INPUT ROWS
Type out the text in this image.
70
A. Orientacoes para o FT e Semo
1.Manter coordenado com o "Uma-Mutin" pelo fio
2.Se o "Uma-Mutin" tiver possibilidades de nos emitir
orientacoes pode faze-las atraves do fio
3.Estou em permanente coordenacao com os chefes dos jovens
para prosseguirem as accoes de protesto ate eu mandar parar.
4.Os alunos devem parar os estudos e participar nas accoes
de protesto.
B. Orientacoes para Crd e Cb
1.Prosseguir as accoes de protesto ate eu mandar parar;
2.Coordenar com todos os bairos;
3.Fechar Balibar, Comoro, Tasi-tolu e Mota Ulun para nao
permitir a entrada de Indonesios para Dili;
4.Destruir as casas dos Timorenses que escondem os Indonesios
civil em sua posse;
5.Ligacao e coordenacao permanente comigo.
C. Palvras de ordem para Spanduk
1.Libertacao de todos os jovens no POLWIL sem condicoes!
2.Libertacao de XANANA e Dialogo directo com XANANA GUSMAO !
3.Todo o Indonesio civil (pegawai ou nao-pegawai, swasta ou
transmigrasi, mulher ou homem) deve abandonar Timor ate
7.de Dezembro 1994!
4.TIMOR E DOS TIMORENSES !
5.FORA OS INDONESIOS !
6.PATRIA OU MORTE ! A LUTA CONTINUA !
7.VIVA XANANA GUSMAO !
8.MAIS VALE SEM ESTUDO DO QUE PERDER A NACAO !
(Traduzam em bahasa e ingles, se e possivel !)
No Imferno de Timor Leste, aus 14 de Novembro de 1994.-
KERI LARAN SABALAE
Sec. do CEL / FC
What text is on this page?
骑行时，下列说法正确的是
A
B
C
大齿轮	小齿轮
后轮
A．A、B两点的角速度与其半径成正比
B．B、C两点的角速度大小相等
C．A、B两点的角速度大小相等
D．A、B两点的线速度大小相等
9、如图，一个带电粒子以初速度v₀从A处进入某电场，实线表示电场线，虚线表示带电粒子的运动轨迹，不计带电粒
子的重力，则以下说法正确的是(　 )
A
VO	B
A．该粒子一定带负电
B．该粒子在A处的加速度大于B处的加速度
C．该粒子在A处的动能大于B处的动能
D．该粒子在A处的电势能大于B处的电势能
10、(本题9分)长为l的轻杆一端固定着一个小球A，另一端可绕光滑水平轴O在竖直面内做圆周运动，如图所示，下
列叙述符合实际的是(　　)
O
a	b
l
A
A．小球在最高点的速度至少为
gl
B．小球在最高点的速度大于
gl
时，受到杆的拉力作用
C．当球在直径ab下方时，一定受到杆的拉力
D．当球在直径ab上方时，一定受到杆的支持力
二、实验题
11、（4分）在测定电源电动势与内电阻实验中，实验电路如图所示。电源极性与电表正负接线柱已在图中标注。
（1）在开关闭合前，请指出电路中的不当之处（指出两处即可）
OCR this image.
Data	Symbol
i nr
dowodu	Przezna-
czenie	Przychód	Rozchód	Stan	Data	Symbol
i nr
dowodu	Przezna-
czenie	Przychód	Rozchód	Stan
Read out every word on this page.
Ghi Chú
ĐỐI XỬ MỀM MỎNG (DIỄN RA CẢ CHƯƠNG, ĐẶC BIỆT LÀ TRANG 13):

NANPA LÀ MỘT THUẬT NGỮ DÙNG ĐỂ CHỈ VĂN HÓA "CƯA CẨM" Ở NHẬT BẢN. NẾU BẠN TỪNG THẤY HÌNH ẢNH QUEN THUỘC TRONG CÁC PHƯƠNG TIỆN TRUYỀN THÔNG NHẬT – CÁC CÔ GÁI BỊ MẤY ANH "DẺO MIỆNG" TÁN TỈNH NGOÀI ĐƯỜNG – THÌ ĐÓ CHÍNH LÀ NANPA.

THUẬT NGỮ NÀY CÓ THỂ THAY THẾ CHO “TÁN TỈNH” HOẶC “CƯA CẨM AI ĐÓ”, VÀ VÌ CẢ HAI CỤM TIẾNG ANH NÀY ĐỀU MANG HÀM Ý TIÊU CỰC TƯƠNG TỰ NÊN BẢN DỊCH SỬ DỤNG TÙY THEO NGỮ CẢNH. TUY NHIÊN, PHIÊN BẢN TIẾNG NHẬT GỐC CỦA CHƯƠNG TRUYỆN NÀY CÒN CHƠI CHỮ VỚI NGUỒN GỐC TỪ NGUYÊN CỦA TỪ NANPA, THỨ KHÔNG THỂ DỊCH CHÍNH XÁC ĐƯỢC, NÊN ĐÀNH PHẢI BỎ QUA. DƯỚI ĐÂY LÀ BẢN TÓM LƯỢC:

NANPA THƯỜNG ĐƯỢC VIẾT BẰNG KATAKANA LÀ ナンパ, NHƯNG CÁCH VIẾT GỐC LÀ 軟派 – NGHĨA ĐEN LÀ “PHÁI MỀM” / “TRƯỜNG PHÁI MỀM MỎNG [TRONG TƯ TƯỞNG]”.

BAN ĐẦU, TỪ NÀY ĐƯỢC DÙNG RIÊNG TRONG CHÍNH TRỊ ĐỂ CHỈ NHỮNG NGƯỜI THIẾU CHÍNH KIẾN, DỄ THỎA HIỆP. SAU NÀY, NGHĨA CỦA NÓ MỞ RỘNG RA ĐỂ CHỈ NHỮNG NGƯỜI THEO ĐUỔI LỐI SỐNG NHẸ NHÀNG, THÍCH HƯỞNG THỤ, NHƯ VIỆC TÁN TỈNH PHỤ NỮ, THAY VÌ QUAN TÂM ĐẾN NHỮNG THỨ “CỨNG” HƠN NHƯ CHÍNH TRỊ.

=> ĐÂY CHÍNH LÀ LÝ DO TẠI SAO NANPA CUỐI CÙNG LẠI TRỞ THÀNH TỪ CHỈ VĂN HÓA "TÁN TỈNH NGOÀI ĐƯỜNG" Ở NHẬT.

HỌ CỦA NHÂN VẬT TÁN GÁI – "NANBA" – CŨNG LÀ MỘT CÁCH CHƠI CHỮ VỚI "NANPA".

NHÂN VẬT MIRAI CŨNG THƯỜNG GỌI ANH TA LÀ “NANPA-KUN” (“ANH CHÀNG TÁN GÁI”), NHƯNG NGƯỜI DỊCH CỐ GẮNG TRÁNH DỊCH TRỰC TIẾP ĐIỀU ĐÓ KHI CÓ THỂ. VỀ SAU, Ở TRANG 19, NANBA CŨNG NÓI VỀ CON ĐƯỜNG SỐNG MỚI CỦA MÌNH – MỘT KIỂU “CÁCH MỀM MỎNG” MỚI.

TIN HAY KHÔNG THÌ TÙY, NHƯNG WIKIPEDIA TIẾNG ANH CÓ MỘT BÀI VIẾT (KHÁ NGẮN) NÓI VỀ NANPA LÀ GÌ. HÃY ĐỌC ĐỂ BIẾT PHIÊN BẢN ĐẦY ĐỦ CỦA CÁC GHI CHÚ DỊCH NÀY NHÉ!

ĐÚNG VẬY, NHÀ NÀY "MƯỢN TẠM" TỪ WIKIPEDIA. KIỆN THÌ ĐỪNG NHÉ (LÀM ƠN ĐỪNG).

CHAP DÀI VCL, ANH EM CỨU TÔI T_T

SHORT TASK
All of the records must be retyped exactly as they are.

TASK SOLUTION
Type out the text in this image.
70
A. Orientacoes para o FT e Semo
1.Manter coordenado com o "Uma-Mutin" pelo fio
2.Se o "Uma-Mutin" tiver possibilidades de nos emitir
orientacoes pode faze-las atraves do fio
3.Estou em permanente coordenacao com os chefes dos jovens
para prosseguirem as accoes de protesto ate eu mandar parar.
4.Os alunos devem parar os estudos e participar nas accoes
de protesto.
B. Orientacoes para Crd e Cb
1.Prosseguir as accoes de protesto ate eu mandar parar;
2.Coordenar com todos os bairos;
3.Fechar Balibar, Comoro, Tasi-tolu e Mota Ulun para nao
permitir a entrada de Indonesios para Dili;
4.Destruir as casas dos Timorenses que escondem os Indonesios
civil em sua posse;
5.Ligacao e coordenacao permanente comigo.
C. Palvras de ordem para Spanduk
1.Libertacao de todos os jovens no POLWIL sem condicoes!
2.Libertacao de XANANA e Dialogo directo com XANANA GUSMAO !
3.Todo o Indonesio civil (pegawai ou nao-pegawai, swasta ou
transmigrasi, mulher ou homem) deve abandonar Timor ate
7.de Dezembro 1994!
4.TIMOR E DOS TIMORENSES !
5.FORA OS INDONESIOS !
6.PATRIA OU MORTE ! A LUTA CONTINUA !
7.VIVA XANANA GUSMAO !
8.MAIS VALE SEM ESTUDO DO QUE PERDER A NACAO !
(Traduzam em bahasa e ingles, se e possivel !)
No Imferno de Timor Leste, aus 14 de Novembro de 1994.-
KERI LARAN SABALAE
Sec. do CEL / FC
What text is on this page?
骑行时，下列说法正确的是
A
B
C
大齿轮	小齿轮
后轮
A．A、B两点的角速度与其半径成正比
B．B、C两点的角速度大小相等
C．A、B两点的角速度大小相等
D．A、B两点的线速度大小相等
9、如图，一个带电粒子以初速度v₀从A处进入某电场，实线表示电场线，虚线表示带电粒子的运动轨迹，不计带电粒
子的重力，则以下说法正确的是(　 )
A
VO	B
A．该粒子一定带负电
B．该粒子在A处的加速度大于B处的加速度
C．该粒子在A处的动能大于B处的动能
D．该粒子在A处的电势能大于B处的电势能
10、(本题9分)长为l的轻杆一端固定着一个小球A，另一端可绕光滑水平轴O在竖直面内做圆周运动，如图所示，下
列叙述符合实际的是(　　)
O
a	b
l
A
A．小球在最高点的速度至少为
gl
B．小球在最高点的速度大于
gl
时，受到杆的拉力作用
C．当球在直径ab下方时，一定受到杆的拉力
D．当球在直径ab上方时，一定受到杆的支持力
二、实验题
11、（4分）在测定电源电动势与内电阻实验中，实验电路如图所示。电源极性与电表正负接线柱已在图中标注。
（1）在开关闭合前，请指出电路中的不当之处（指出两处即可）
OCR this image.
Data	Symbol
i nr
dowodu	Przezna-
czenie	Przychód	Rozchód	Stan	Data	Symbol
i nr
dowodu	Przezna-
czenie	Przychód	Rozchód	Stan
Read out every word on this page.
Ghi Chú
ĐỐI XỬ MỀM MỎNG (DIỄN RA CẢ CHƯƠNG, ĐẶC BIỆT LÀ TRANG 13):

NANPA LÀ MỘT THUẬT NGỮ DÙNG ĐỂ CHỈ VĂN HÓA "CƯA CẨM" Ở NHẬT BẢN. NẾU BẠN TỪNG THẤY HÌNH ẢNH QUEN THUỘC TRONG CÁC PHƯƠNG TIỆN TRUYỀN THÔNG NHẬT – CÁC CÔ GÁI BỊ MẤY ANH "DẺO MIỆNG" TÁN TỈNH NGOÀI ĐƯỜNG – THÌ ĐÓ CHÍNH LÀ NANPA.

THUẬT NGỮ NÀY CÓ THỂ THAY THẾ CHO “TÁN TỈNH” HOẶC “CƯA CẨM AI ĐÓ”, VÀ VÌ CẢ HAI CỤM TIẾNG ANH NÀY ĐỀU MANG HÀM Ý TIÊU CỰC TƯƠNG TỰ NÊN BẢN DỊCH SỬ DỤNG TÙY THEO NGỮ CẢNH. TUY NHIÊN, PHIÊN BẢN TIẾNG NHẬT GỐC CỦA CHƯƠNG TRUYỆN NÀY CÒN CHƠI CHỮ VỚI NGUỒN GỐC TỪ NGUYÊN CỦA TỪ NANPA, THỨ KHÔNG THỂ DỊCH CHÍNH XÁC ĐƯỢC, NÊN ĐÀNH PHẢI BỎ QUA. DƯỚI ĐÂY LÀ BẢN TÓM LƯỢC:

NANPA THƯỜNG ĐƯỢC VIẾT BẰNG KATAKANA LÀ ナンパ, NHƯNG CÁCH VIẾT GỐC LÀ 軟派 – NGHĨA ĐEN LÀ “PHÁI MỀM” / “TRƯỜNG PHÁI MỀM MỎNG [TRONG TƯ TƯỞNG]”.

BAN ĐẦU, TỪ NÀY ĐƯỢC DÙNG RIÊNG TRONG CHÍNH TRỊ ĐỂ CHỈ NHỮNG NGƯỜI THIẾU CHÍNH KIẾN, DỄ THỎA HIỆP. SAU NÀY, NGHĨA CỦA NÓ MỞ RỘNG RA ĐỂ CHỈ NHỮNG NGƯỜI THEO ĐUỔI LỐI SỐNG NHẸ NHÀNG, THÍCH HƯỞNG THỤ, NHƯ VIỆC TÁN TỈNH PHỤ NỮ, THAY VÌ QUAN TÂM ĐẾN NHỮNG THỨ “CỨNG” HƠN NHƯ CHÍNH TRỊ.

=> ĐÂY CHÍNH LÀ LÝ DO TẠI SAO NANPA CUỐI CÙNG LẠI TRỞ THÀNH TỪ CHỈ VĂN HÓA "TÁN TỈNH NGOÀI ĐƯỜNG" Ở NHẬT.

HỌ CỦA NHÂN VẬT TÁN GÁI – "NANBA" – CŨNG LÀ MỘT CÁCH CHƠI CHỮ VỚI "NANPA".

NHÂN VẬT MIRAI CŨNG THƯỜNG GỌI ANH TA LÀ “NANPA-KUN” (“ANH CHÀNG TÁN GÁI”), NHƯNG NGƯỜI DỊCH CỐ GẮNG TRÁNH DỊCH TRỰC TIẾP ĐIỀU ĐÓ KHI CÓ THỂ. VỀ SAU, Ở TRANG 19, NANBA CŨNG NÓI VỀ CON ĐƯỜNG SỐNG MỚI CỦA MÌNH – MỘT KIỂU “CÁCH MỀM MỎNG” MỚI.

TIN HAY KHÔNG THÌ TÙY, NHƯNG WIKIPEDIA TIẾNG ANH CÓ MỘT BÀI VIẾT (KHÁ NGẮN) NÓI VỀ NANPA LÀ GÌ. HÃY ĐỌC ĐỂ BIẾT PHIÊN BẢN ĐẦY ĐỦ CỦA CÁC GHI CHÚ DỊCH NÀY NHÉ!

ĐÚNG VẬY, NHÀ NÀY "MƯỢN TẠM" TỪ WIKIPEDIA. KIỆN THÌ ĐỪNG NHÉ (LÀM ƠN ĐỪNG).

CHAP DÀI VCL, ANH EM CỨU TÔI T_T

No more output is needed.